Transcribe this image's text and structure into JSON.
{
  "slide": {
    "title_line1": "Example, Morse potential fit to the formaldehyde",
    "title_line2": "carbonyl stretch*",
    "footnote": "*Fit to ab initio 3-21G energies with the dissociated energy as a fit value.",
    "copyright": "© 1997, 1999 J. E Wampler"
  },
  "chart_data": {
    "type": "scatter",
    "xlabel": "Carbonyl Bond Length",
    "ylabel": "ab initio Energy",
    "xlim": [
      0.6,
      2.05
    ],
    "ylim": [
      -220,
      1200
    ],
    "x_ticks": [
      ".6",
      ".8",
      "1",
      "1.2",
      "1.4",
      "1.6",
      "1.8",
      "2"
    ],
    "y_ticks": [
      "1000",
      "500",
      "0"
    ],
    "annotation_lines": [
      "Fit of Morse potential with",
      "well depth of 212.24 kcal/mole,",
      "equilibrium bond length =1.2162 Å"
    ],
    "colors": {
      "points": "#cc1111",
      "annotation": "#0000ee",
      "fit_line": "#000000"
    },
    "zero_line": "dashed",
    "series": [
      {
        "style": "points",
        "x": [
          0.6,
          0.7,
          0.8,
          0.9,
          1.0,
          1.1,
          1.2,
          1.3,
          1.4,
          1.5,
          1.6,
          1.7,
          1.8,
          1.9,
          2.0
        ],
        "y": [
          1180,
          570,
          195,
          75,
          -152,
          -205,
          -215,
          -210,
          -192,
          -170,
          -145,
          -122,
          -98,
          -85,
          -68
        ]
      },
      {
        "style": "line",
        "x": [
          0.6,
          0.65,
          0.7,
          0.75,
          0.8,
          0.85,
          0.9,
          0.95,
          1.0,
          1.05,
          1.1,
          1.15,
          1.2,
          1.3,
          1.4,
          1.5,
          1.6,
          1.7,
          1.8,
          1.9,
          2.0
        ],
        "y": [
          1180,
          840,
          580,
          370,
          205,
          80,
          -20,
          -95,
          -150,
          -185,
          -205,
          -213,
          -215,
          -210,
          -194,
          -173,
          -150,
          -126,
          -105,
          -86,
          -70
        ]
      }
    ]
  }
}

Goal =>
Write all of the records out again exactly.

Exercise answer =>
Transcribe this image's text and structure into JSON.
{
  "slide": {
    "title_line1": "Example, Morse potential fit to the formaldehyde",
    "title_line2": "carbonyl stretch*",
    "footnote": "*Fit to ab initio 3-21G energies with the dissociated energy as a fit value.",
    "copyright": "© 1997, 1999 J. E Wampler"
  },
  "chart_data": {
    "type": "scatter",
    "xlabel": "Carbonyl Bond Length",
    "ylabel": "ab initio Energy",
    "xlim": [
      0.6,
      2.05
    ],
    "ylim": [
      -220,
      1200
    ],
    "x_ticks": [
      ".6",
      ".8",
      "1",
      "1.2",
      "1.4",
      "1.6",
      "1.8",
      "2"
    ],
    "y_ticks": [
      "1000",
      "500",
      "0"
    ],
    "annotation_lines": [
      "Fit of Morse potential with",
      "well depth of 212.24 kcal/mole,",
      "equilibrium bond length =1.2162 Å"
    ],
    "colors": {
      "points": "#cc1111",
      "annotation": "#0000ee",
      "fit_line": "#000000"
    },
    "zero_line": "dashed",
    "series": [
      {
        "style": "points",
        "x": [
          0.6,
          0.7,
          0.8,
          0.9,
          1.0,
          1.1,
          1.2,
          1.3,
          1.4,
          1.5,
          1.6,
          1.7,
          1.8,
          1.9,
          2.0
        ],
        "y": [
          1180,
          570,
          195,
          75,
          -152,
          -205,
          -215,
          -210,
          -192,
          -170,
          -145,
          -122,
          -98,
          -85,
          -68
        ]
      },
      {
        "style": "line",
        "x": [
          0.6,
          0.65,
          0.7,
          0.75,
          0.8,
          0.85,
          0.9,
          0.95,
          1.0,
          1.05,
          1.1,
          1.15,
          1.2,
          1.3,
          1.4,
          1.5,
          1.6,
          1.7,
          1.8,
          1.9,
          2.0
        ],
        "y": [
          1180,
          840,
          580,
          370,
          205,
          80,
          -20,
          -95,
          -150,
          -185,
          -205,
          -213,
          -215,
          -210,
          -194,
          -173,
          -150,
          -126,
          -105,
          -86,
          -70
        ]
      }
    ]
  }
}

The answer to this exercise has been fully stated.